> _Work required_
Gather up every line that includes the string "fourni".

Collected data entries:
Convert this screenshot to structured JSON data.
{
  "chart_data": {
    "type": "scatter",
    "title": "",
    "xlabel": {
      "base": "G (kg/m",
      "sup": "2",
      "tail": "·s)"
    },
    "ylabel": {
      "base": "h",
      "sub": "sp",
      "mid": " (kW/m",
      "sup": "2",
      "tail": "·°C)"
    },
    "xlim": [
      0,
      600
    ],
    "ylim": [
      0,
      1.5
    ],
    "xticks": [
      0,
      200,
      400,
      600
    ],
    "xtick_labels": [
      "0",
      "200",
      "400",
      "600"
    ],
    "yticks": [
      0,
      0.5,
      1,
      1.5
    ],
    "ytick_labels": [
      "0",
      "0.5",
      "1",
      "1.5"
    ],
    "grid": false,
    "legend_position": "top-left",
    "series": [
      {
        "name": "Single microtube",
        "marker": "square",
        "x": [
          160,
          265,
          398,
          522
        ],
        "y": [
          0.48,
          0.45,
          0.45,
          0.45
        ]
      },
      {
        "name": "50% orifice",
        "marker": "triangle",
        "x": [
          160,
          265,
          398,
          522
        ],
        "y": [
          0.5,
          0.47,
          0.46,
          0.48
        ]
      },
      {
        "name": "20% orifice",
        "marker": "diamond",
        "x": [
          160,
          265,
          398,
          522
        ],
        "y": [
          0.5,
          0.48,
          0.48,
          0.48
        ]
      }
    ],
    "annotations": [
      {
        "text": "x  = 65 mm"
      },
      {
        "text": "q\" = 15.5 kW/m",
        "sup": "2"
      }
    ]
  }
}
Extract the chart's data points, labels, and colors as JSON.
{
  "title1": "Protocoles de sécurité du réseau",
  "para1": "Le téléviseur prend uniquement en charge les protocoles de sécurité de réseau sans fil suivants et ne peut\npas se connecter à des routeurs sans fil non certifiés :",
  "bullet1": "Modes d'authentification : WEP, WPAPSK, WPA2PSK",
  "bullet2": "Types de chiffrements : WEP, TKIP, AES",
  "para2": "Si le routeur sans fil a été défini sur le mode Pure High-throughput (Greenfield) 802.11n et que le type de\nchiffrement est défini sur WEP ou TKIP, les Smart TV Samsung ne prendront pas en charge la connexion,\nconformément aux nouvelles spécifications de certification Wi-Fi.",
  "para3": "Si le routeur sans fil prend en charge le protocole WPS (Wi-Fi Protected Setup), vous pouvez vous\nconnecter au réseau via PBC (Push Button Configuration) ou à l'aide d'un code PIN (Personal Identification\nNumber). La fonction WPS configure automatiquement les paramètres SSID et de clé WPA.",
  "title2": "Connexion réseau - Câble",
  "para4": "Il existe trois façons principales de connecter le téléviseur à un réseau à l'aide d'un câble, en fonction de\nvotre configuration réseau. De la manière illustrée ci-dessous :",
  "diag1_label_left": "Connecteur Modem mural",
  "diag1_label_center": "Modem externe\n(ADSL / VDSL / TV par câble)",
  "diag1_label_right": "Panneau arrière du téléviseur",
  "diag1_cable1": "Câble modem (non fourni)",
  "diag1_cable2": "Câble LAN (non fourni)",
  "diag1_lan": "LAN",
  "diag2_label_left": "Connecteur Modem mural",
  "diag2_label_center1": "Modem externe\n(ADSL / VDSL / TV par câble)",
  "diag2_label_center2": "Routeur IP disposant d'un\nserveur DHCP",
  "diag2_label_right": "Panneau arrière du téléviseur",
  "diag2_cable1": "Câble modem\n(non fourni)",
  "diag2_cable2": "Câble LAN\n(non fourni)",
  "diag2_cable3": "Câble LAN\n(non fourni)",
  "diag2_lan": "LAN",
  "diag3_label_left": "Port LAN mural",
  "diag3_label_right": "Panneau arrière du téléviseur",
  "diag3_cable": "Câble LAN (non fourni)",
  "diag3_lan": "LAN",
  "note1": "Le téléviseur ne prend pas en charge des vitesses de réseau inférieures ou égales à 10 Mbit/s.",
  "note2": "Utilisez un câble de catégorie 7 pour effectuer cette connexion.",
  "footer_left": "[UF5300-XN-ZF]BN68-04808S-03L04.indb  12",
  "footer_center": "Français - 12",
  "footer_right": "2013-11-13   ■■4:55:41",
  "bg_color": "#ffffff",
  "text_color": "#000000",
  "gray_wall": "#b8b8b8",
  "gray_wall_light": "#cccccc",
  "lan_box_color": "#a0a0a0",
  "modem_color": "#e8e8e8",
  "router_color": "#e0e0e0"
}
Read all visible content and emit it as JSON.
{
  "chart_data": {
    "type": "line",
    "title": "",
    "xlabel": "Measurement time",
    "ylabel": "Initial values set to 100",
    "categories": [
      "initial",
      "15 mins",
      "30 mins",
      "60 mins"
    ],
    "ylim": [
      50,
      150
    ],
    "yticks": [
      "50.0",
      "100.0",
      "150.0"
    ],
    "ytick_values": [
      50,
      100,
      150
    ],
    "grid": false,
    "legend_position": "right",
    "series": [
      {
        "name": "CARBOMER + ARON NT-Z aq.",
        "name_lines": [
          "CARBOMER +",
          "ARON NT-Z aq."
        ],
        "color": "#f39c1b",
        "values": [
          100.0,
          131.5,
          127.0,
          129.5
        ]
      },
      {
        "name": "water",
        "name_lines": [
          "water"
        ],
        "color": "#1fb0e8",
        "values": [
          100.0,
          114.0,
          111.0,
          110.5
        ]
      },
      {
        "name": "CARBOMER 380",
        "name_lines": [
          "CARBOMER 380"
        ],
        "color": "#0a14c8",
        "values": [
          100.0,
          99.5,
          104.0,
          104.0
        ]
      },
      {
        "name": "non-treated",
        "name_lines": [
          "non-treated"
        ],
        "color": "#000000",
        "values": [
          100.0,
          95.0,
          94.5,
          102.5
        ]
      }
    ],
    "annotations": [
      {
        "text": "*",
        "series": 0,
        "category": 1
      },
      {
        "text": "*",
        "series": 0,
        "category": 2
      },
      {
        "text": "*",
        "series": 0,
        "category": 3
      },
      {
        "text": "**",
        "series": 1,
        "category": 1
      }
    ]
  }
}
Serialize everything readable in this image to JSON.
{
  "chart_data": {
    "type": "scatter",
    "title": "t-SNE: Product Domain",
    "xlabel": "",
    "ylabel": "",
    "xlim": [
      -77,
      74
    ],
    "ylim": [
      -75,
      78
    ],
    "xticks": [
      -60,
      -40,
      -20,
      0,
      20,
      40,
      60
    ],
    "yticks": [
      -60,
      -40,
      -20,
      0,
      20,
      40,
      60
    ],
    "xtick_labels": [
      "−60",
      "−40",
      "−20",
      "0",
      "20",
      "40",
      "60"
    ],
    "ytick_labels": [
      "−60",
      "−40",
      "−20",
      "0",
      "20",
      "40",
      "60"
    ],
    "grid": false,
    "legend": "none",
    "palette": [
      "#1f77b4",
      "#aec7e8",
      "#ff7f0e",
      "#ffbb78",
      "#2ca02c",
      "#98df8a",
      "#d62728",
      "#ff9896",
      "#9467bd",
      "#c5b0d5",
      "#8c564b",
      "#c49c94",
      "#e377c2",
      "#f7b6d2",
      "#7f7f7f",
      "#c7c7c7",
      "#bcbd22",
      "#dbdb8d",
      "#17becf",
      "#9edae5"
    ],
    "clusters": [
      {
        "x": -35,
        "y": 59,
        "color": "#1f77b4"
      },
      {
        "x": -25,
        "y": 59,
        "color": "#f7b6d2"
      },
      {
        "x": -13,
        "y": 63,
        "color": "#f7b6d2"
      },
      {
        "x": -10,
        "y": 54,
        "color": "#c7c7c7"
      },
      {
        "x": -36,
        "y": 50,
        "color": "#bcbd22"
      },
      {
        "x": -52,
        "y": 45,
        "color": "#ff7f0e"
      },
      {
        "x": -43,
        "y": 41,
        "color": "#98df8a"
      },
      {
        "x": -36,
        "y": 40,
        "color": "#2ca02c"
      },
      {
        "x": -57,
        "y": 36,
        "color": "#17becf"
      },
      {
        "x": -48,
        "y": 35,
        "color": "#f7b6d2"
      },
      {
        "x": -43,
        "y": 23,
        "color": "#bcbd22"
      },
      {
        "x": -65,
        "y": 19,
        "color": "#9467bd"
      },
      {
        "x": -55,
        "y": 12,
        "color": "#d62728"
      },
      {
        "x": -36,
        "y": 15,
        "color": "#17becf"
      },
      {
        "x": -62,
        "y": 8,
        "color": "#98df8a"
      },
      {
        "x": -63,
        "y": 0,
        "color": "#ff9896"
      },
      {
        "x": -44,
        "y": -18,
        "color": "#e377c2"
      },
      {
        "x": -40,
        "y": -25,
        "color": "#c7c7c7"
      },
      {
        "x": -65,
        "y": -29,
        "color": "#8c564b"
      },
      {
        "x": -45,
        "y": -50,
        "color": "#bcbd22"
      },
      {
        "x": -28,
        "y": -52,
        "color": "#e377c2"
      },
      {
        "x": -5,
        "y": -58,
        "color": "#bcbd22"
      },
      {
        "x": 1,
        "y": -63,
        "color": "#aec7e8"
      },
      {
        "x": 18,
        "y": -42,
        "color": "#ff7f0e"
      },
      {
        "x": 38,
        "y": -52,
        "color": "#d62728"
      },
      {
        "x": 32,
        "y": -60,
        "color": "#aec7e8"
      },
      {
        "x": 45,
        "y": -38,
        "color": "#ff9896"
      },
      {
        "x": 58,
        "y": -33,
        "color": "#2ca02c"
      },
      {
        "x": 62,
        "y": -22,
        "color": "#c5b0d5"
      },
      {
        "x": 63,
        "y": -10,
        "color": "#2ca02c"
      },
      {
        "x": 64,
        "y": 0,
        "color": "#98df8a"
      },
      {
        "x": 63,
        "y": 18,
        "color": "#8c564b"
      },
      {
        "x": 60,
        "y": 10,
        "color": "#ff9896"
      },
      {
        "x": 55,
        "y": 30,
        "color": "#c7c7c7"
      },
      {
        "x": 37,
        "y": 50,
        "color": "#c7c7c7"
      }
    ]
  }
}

> _Task response_
  "diag1_cable1": "Câble modem (non fourni)",
  "diag1_cable2": "Câble LAN (non fourni)",
  "diag2_cable1": "Câble modem\n(non fourni)",
  "diag2_cable2": "Câble LAN\n(non fourni)",
  "diag2_cable3": "Câble LAN\n(non fourni)",
  "diag3_cable": "Câble LAN (non fourni)",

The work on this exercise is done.